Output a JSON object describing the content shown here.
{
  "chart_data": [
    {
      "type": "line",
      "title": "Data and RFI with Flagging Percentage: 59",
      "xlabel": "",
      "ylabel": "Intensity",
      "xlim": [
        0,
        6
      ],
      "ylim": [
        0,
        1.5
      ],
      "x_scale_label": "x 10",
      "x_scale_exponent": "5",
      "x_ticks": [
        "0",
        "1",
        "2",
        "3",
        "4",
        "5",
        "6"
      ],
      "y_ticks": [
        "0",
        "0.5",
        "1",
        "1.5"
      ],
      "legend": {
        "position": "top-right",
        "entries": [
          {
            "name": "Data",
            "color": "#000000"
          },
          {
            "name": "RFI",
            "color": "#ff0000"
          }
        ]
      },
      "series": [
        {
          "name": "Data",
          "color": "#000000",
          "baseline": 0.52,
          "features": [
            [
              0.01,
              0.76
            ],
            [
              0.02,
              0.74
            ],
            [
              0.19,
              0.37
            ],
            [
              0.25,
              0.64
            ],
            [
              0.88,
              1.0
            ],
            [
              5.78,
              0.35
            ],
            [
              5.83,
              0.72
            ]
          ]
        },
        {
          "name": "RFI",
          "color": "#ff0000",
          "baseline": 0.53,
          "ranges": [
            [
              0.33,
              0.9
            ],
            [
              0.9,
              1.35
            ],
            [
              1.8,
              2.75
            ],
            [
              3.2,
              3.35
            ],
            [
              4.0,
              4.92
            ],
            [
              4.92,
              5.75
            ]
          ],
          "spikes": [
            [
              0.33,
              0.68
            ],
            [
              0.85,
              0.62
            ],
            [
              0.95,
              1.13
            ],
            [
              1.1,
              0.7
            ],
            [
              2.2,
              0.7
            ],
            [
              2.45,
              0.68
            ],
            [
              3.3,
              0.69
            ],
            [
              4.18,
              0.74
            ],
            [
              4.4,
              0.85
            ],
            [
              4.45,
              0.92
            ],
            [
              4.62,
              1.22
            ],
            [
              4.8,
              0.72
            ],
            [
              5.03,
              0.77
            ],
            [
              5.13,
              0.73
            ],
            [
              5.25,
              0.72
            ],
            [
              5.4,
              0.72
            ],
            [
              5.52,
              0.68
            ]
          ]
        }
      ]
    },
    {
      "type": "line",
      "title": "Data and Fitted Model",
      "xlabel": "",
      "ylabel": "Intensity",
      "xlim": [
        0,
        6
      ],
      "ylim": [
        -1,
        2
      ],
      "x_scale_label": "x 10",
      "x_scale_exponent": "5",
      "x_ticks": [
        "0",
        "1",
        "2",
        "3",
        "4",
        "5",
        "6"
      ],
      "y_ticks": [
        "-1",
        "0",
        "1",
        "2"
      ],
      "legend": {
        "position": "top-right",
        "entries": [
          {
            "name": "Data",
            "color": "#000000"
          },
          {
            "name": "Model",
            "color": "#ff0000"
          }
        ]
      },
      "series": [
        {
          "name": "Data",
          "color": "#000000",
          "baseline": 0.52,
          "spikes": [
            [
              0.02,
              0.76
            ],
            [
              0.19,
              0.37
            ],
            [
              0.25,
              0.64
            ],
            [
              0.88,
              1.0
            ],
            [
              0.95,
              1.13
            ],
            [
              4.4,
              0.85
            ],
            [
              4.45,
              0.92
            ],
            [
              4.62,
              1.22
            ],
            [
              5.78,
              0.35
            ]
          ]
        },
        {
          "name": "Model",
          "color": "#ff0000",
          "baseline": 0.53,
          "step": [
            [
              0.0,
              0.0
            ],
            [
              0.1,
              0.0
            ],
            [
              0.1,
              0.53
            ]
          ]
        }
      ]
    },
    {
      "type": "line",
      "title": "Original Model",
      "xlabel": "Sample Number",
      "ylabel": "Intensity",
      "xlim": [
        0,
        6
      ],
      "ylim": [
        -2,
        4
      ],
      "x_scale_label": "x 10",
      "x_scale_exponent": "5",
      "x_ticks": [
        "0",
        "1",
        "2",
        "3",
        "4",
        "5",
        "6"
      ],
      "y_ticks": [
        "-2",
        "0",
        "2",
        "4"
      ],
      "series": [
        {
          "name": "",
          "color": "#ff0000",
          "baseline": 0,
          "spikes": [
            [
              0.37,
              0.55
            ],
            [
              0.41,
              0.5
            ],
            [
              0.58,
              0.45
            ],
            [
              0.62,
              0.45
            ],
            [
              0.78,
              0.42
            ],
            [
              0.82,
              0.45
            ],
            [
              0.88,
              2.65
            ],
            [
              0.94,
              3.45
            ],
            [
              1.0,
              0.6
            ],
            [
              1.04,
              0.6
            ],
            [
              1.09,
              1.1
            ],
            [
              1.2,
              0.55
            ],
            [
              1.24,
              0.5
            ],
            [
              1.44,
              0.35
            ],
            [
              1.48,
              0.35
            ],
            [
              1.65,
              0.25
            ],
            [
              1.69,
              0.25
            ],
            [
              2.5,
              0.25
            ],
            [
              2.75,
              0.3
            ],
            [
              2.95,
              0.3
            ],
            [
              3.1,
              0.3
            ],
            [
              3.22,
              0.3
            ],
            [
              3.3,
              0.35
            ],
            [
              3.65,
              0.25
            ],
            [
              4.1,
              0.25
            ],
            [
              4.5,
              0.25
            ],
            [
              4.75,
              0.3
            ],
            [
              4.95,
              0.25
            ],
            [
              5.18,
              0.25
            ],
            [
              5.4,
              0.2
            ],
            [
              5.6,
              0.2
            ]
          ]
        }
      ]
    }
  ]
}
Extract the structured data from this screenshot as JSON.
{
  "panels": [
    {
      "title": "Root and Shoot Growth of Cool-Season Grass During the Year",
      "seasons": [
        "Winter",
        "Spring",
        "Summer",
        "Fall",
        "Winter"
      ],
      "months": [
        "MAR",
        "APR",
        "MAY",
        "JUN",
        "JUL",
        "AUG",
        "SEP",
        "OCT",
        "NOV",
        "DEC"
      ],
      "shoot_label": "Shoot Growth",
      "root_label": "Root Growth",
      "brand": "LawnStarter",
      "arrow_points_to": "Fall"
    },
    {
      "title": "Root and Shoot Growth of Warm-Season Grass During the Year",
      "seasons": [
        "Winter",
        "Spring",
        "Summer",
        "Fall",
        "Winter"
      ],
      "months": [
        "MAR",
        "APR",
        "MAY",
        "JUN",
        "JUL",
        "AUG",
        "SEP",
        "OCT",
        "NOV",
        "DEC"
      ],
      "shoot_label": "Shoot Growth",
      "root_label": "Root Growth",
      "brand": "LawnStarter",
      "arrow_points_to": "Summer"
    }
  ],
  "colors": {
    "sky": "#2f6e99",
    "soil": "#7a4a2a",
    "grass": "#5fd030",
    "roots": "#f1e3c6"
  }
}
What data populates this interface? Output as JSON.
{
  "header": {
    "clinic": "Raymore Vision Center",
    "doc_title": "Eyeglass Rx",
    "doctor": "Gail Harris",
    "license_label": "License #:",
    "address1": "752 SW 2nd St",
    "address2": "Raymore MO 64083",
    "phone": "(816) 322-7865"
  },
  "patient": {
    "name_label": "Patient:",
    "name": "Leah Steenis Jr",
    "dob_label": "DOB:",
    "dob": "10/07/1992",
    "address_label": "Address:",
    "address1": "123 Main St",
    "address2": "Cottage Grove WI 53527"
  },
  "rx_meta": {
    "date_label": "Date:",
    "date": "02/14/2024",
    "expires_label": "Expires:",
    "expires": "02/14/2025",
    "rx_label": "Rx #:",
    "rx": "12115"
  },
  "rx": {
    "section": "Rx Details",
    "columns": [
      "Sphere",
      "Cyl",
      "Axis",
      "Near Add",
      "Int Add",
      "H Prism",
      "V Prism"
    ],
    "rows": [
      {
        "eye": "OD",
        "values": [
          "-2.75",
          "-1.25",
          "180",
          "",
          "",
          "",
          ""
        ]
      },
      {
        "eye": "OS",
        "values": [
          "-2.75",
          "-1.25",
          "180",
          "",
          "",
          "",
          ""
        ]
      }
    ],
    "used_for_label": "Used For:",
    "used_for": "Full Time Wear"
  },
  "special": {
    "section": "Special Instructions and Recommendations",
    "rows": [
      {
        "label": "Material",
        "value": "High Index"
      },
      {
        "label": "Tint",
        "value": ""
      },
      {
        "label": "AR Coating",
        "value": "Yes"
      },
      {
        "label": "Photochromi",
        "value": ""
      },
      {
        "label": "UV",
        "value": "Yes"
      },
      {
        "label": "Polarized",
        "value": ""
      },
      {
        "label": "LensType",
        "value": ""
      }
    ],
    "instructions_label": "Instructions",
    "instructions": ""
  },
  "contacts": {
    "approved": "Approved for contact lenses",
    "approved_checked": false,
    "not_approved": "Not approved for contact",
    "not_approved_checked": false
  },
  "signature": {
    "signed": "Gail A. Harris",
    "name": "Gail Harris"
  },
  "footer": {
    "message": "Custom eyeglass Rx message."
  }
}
•••
▶ **WHAT NEEDS TO BE DONE**: Across the material above, count every line holding "Model" and write down only the number.

▶ **WRITTEN ANSWER**: 4